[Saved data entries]
---

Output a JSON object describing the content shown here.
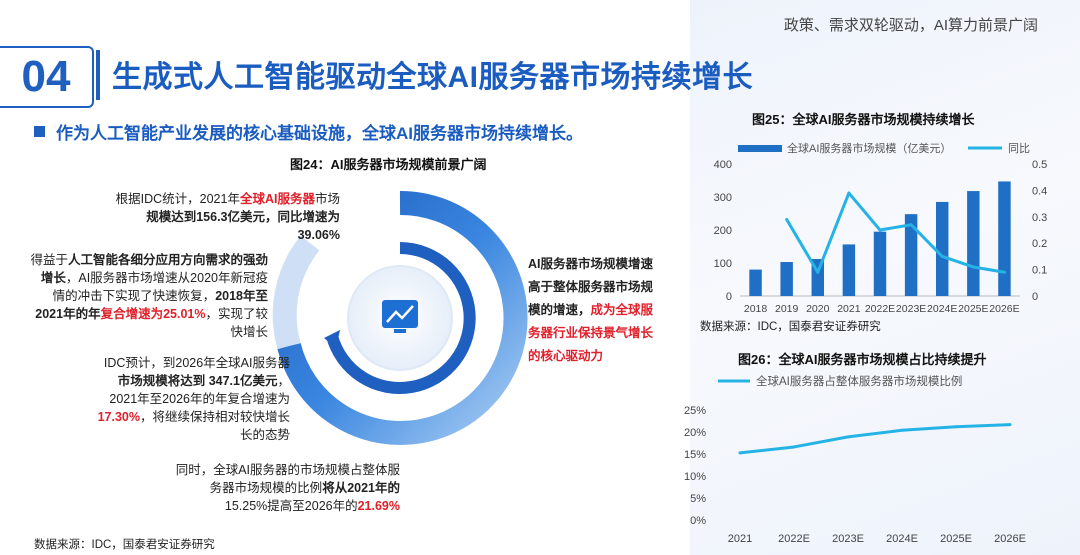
{
  "header_right": "政策、需求双轮驱动，AI算力前景广阔",
  "section": {
    "number": "04",
    "title": "生成式人工智能驱动全球AI服务器市场持续增长"
  },
  "subtitle": "作为人工智能产业发展的核心基础设施，全球AI服务器市场持续增长。",
  "fig24": {
    "title": "图24：AI服务器市场规模前景广阔",
    "note1": {
      "a": "根据IDC统计，2021年",
      "b": "全球AI服务器",
      "c": "市场",
      "d": "规模达到156.3亿美元，同比增速为",
      "e": "39.06%"
    },
    "note2": {
      "a": "得益于",
      "b": "人工智能各细分应用方向需求的强劲",
      "c": "增长",
      "d": "，AI服务器市场增速从2020年新冠疫",
      "e": "情的冲击下实现了快速恢复，",
      "f": "2018年至",
      "g": "2021年的年",
      "h": "复合增速为25.01%",
      "i": "，实现了较",
      "j": "快增长"
    },
    "note3": {
      "a": "IDC预计，到2026年全球AI服务器",
      "b": "市场规模将达到 347.1亿美元",
      "c": "，",
      "d": "2021年至2026年的年复合增速为",
      "e": "17.30%",
      "f": "，将继续保持相对较快增长",
      "g": "长的态势"
    },
    "note4": {
      "a": "同时，全球AI服务器的市场规模占整体服",
      "b": "务器市场规模的比例",
      "c": "将从2021年的",
      "d": "15.25%提高至2026年的",
      "e": "21.69%"
    },
    "note5": {
      "a": "AI服务器市场规模增速",
      "b": "高于整体服务器市场规",
      "c": "模的增速，",
      "d": "成为全球服",
      "e": "务器行业保持景气增长",
      "f": "的核心驱动力"
    },
    "source": "数据来源：IDC，国泰君安证券研究"
  },
  "chart_data": [
    {
      "type": "bar",
      "title": "图25：全球AI服务器市场规模持续增长",
      "categories": [
        "2018",
        "2019",
        "2020",
        "2021",
        "2022E",
        "2023E",
        "2024E",
        "2025E",
        "2026E"
      ],
      "series": [
        {
          "name": "全球AI服务器市场规模（亿美元）",
          "type": "bar",
          "axis": "left",
          "values": [
            80,
            103,
            112,
            156.3,
            195,
            248,
            285,
            318,
            347.1
          ]
        },
        {
          "name": "同比",
          "type": "line",
          "axis": "right",
          "values": [
            null,
            0.29,
            0.09,
            0.39,
            0.25,
            0.27,
            0.15,
            0.11,
            0.09
          ]
        }
      ],
      "y_left": {
        "lim": [
          0,
          400
        ],
        "ticks": [
          0,
          100,
          200,
          300,
          400
        ]
      },
      "y_right": {
        "lim": [
          0,
          0.5
        ],
        "ticks": [
          "0",
          "0.1",
          "0.2",
          "0.3",
          "0.4",
          "0.5"
        ]
      },
      "colors": {
        "bar": "#1f6fc5",
        "line": "#25b3e6"
      },
      "legend": "top",
      "source": "数据来源：IDC，国泰君安证券研究"
    },
    {
      "type": "line",
      "title": "图26：全球AI服务器市场规模占比持续提升",
      "categories": [
        "2021",
        "2022E",
        "2023E",
        "2024E",
        "2025E",
        "2026E"
      ],
      "series": [
        {
          "name": "全球AI服务器占整体服务器市场规模比例",
          "values": [
            15.25,
            16.6,
            18.9,
            20.4,
            21.2,
            21.69
          ]
        }
      ],
      "y_ticks": [
        "0%",
        "5%",
        "10%",
        "15%",
        "20%",
        "25%"
      ],
      "ylim": [
        0,
        25
      ],
      "colors": {
        "line": "#25b3e6"
      },
      "legend": "top"
    }
  ],
  "colors": {
    "brand": "#1b5cc0",
    "accent_red": "#e0202b"
  },
  "icons": {
    "center": "monitor-chart-icon"
  }
}
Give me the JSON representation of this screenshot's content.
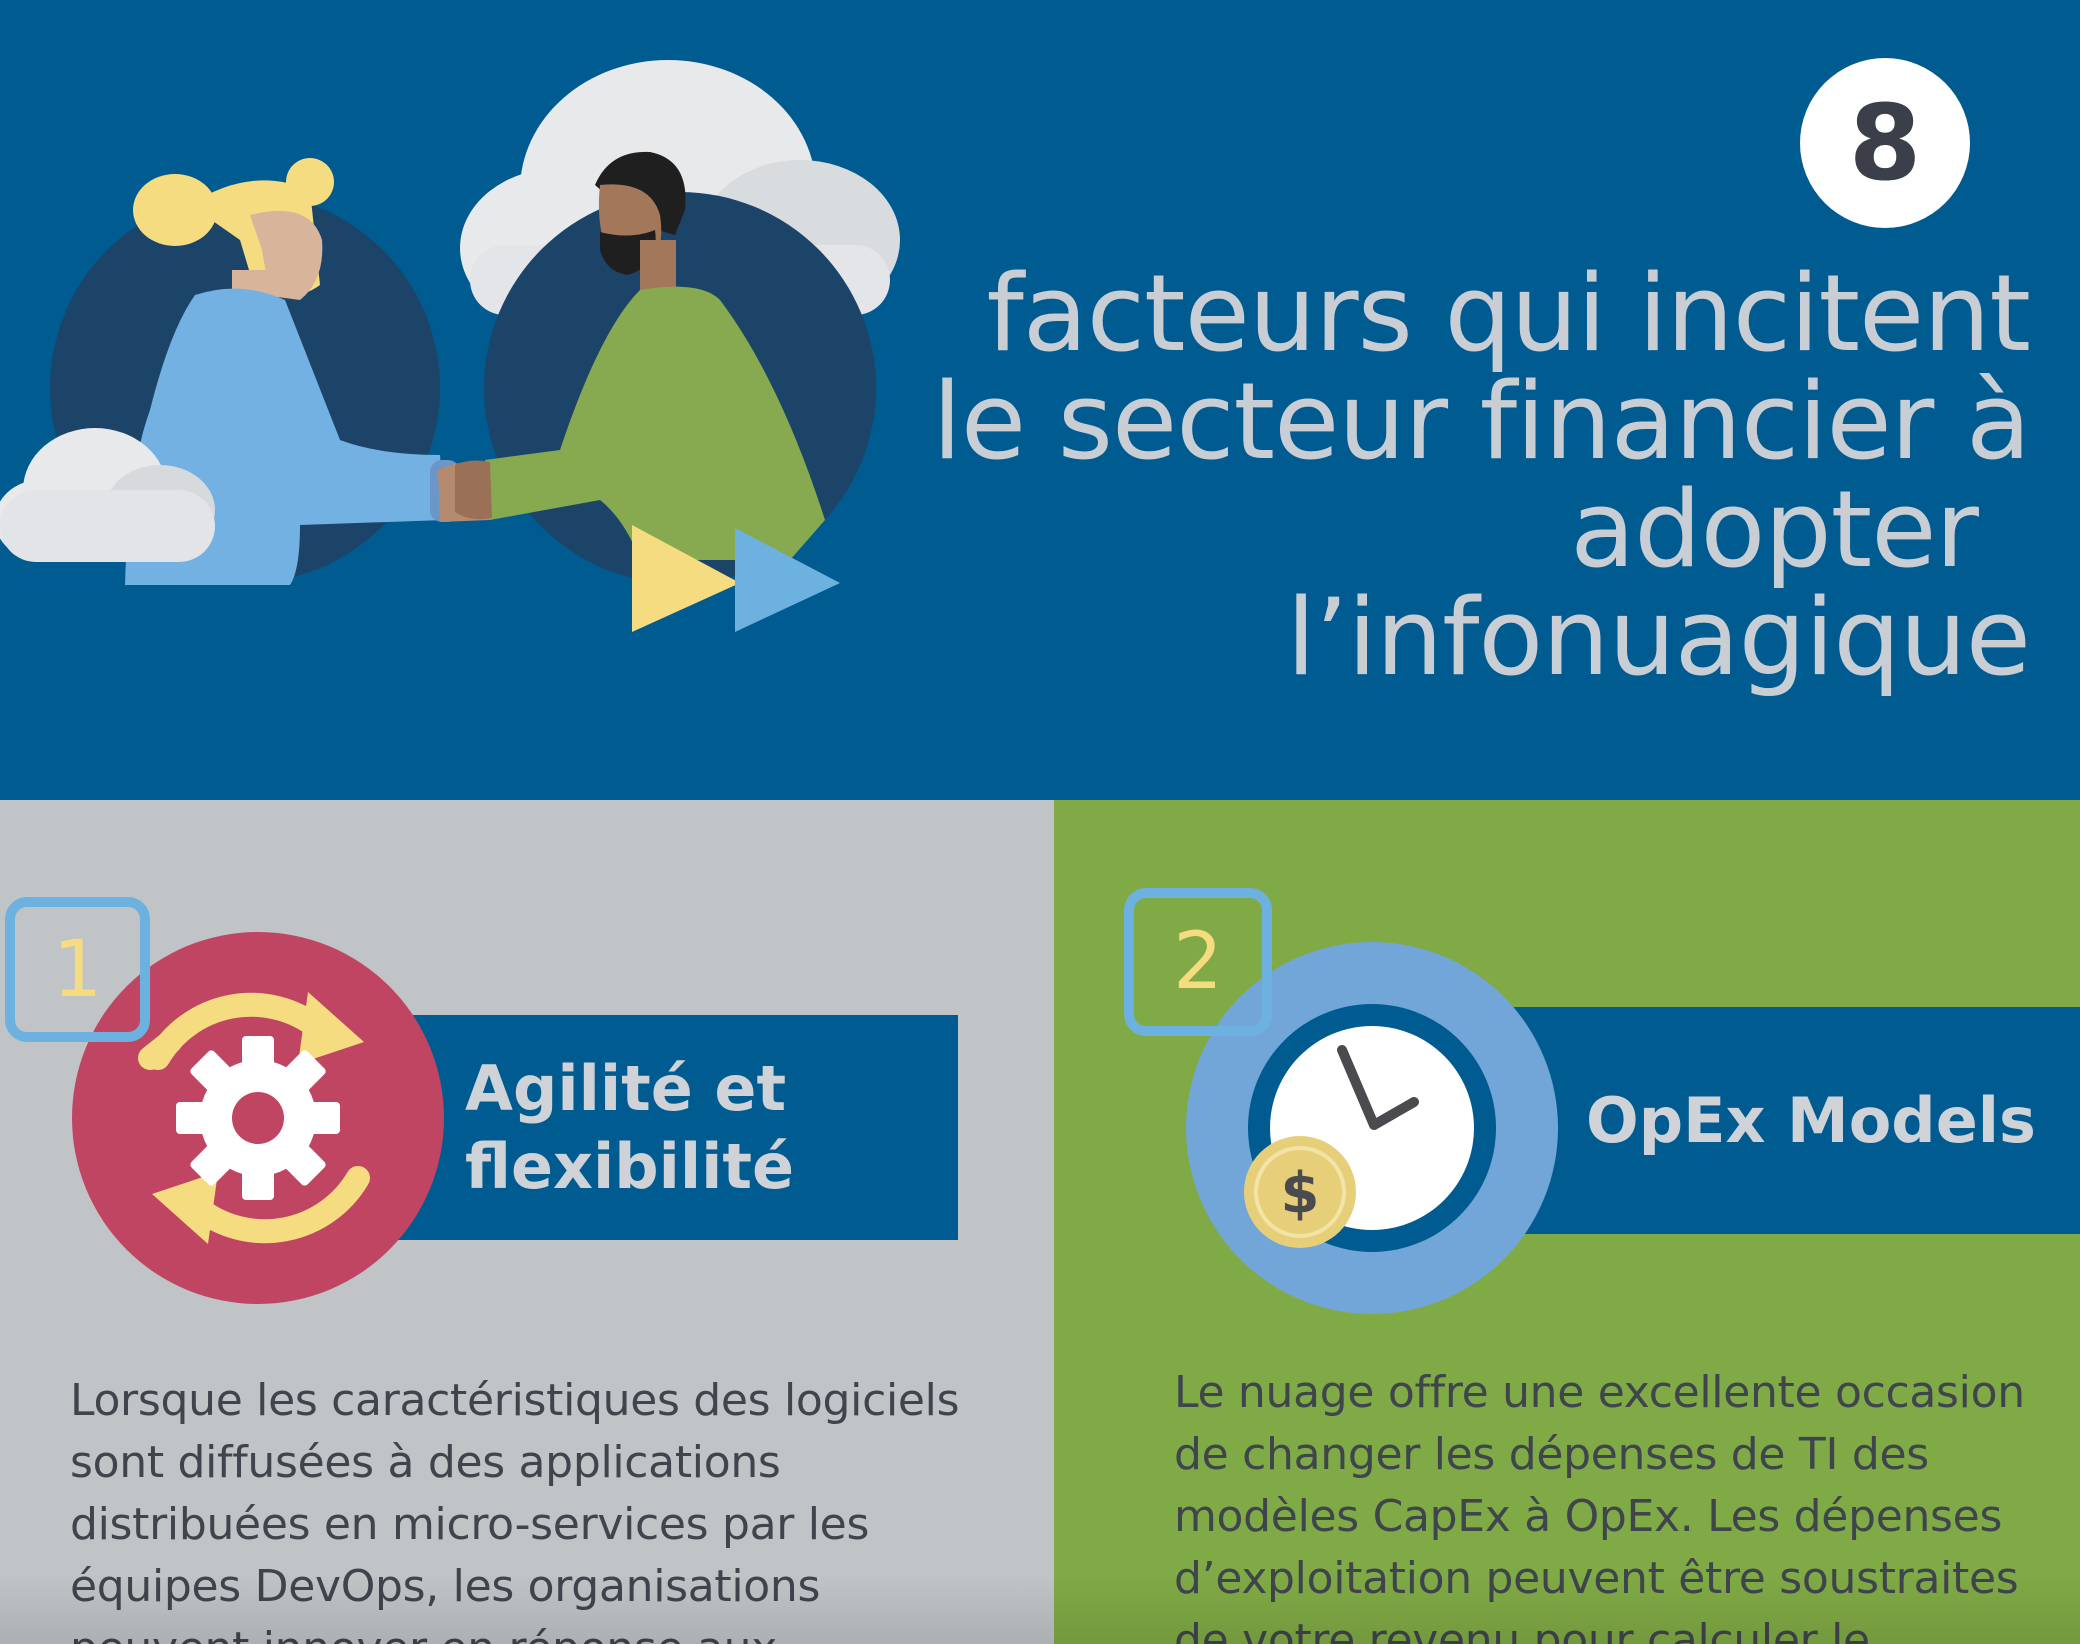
{
  "header": {
    "count": "8",
    "title_lines": [
      "facteurs qui incitent",
      "le secteur financier à",
      "adopter",
      "l’infonuagique"
    ]
  },
  "factors": [
    {
      "number": "1",
      "title_lines": [
        "Agilité et",
        "flexibilité"
      ],
      "icon": "gear-cycle-icon",
      "body_lines": [
        "Lorsque les caractéristiques des logiciels",
        "sont diffusées à des applications",
        "distribuées en micro-services par les",
        "équipes DevOps, les organisations",
        "peuvent innover en réponse aux"
      ]
    },
    {
      "number": "2",
      "title_lines": [
        "OpEx Models"
      ],
      "icon": "clock-coin-icon",
      "body_lines": [
        "Le nuage offre une excellente occasion",
        "de changer les dépenses de TI des",
        "modèles CapEx à OpEx. Les dépenses",
        "d’exploitation peuvent être soustraites",
        "de votre revenu pour calculer le"
      ]
    }
  ],
  "colors": {
    "hero_bg": "#005b91",
    "left_panel_bg": "#c0c4c7",
    "right_panel_bg": "#80aa45",
    "accent_blue": "#6db1e0",
    "accent_yellow": "#f6dc80",
    "accent_red": "#c04562"
  }
}
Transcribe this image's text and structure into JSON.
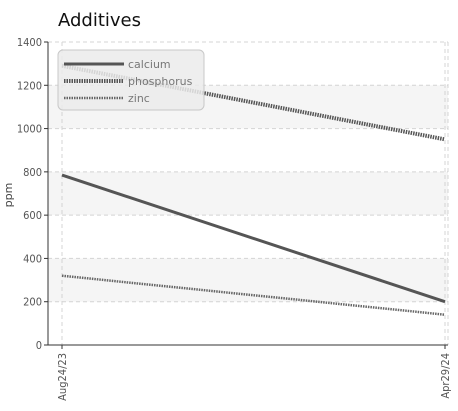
{
  "chart_data": {
    "type": "line",
    "title": "Additives",
    "ylabel": "ppm",
    "xlabel": "",
    "x": [
      "Aug24/23",
      "Apr29/24"
    ],
    "ylim": [
      0,
      1400
    ],
    "yticks": [
      0,
      200,
      400,
      600,
      800,
      1000,
      1200,
      1400
    ],
    "grid": true,
    "legend_position": "top-left",
    "series": [
      {
        "name": "calcium",
        "values": [
          785,
          200
        ],
        "color": "#555555",
        "style": "solid"
      },
      {
        "name": "phosphorus",
        "values": [
          1290,
          950
        ],
        "color": "#555555",
        "style": "dotted"
      },
      {
        "name": "zinc",
        "values": [
          320,
          140
        ],
        "color": "#666666",
        "style": "dotted-thin"
      }
    ]
  }
}
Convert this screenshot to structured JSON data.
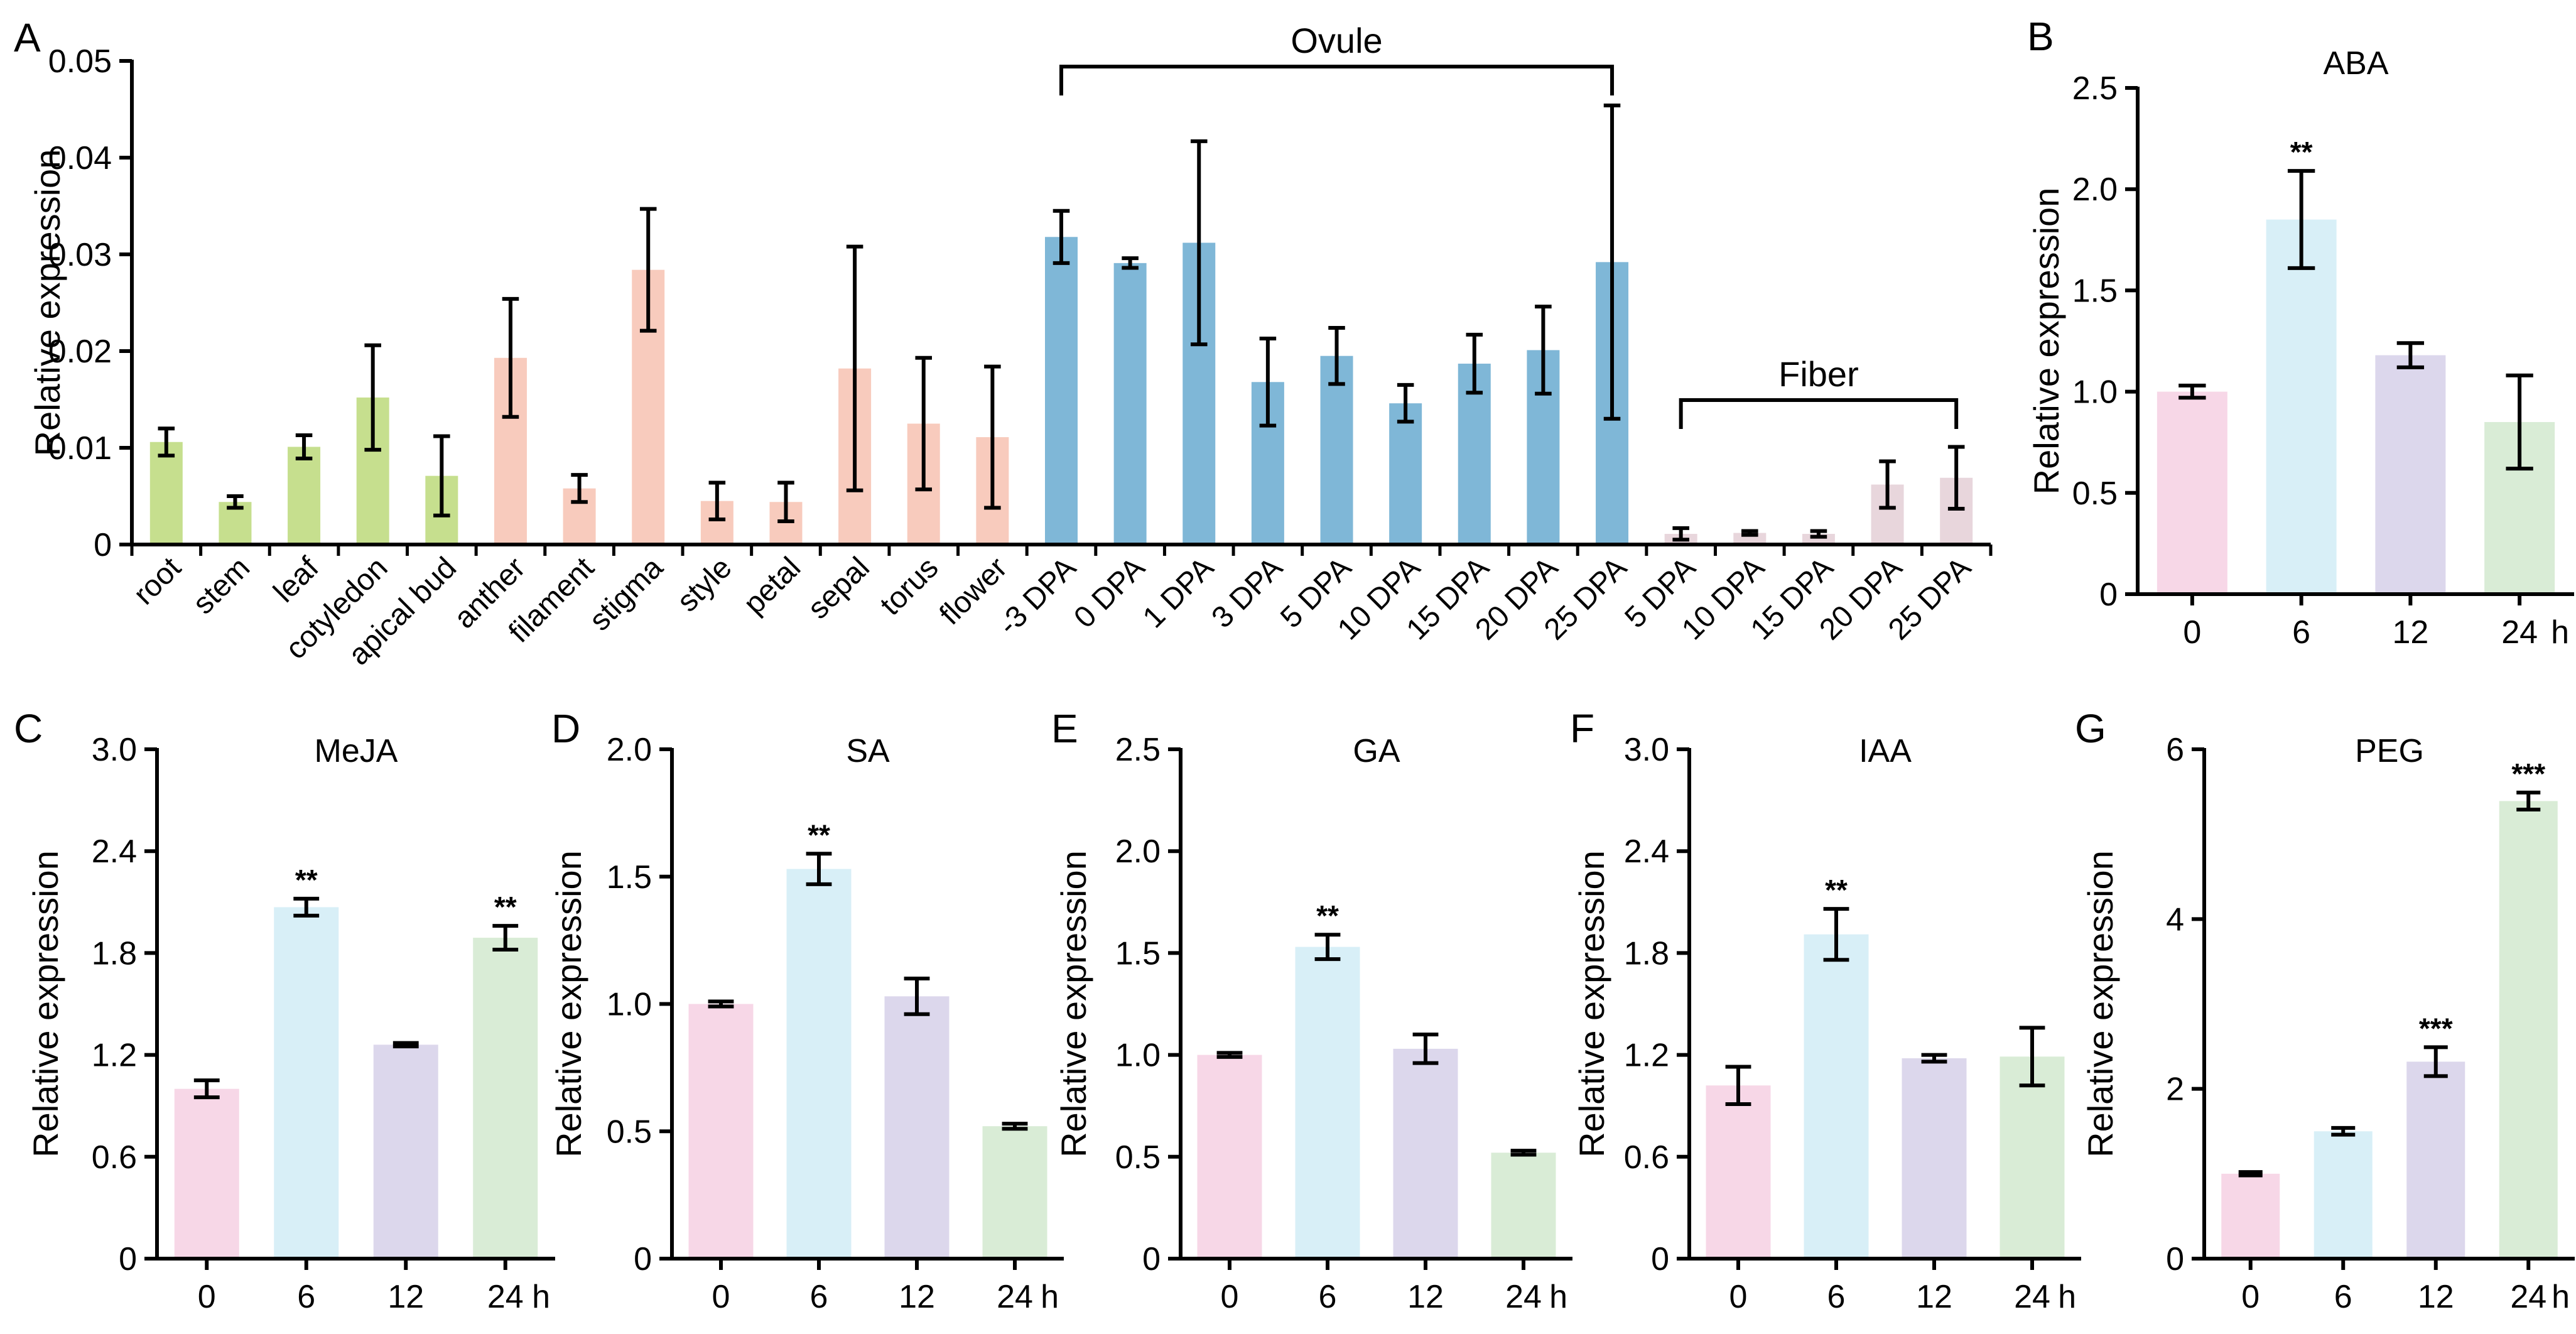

---

» Written problem
Please output exactly the lines from the line containing "Transcribe this image's" through the last line of the records above, both included, and leave out any pictures.

» Correct response
Transcribe this image's text and structure into JSON.
{
  "chart_data": {
    "type": "line",
    "title": "Additives",
    "ylabel": "ppm",
    "xlabel": "",
    "x": [
      "Aug24/23",
      "Apr29/24"
    ],
    "ylim": [
      0,
      1400
    ],
    "yticks": [
      0,
      200,
      400,
      600,
      800,
      1000,
      1200,
      1400
    ],
    "grid": true,
    "legend_position": "top-left",
    "series": [
      {
        "name": "calcium",
        "values": [
          785,
          200
        ],
        "color": "#555555",
        "style": "solid"
      },
      {
        "name": "phosphorus",
        "values": [
          1290,
          950
        ],
        "color": "#555555",
        "style": "dotted"
      },
      {
        "name": "zinc",
        "values": [
          320,
          140
        ],
        "color": "#666666",
        "style": "dotted-thin"
      }
    ]
  }
}
Convert this screenshot to structured JSON data.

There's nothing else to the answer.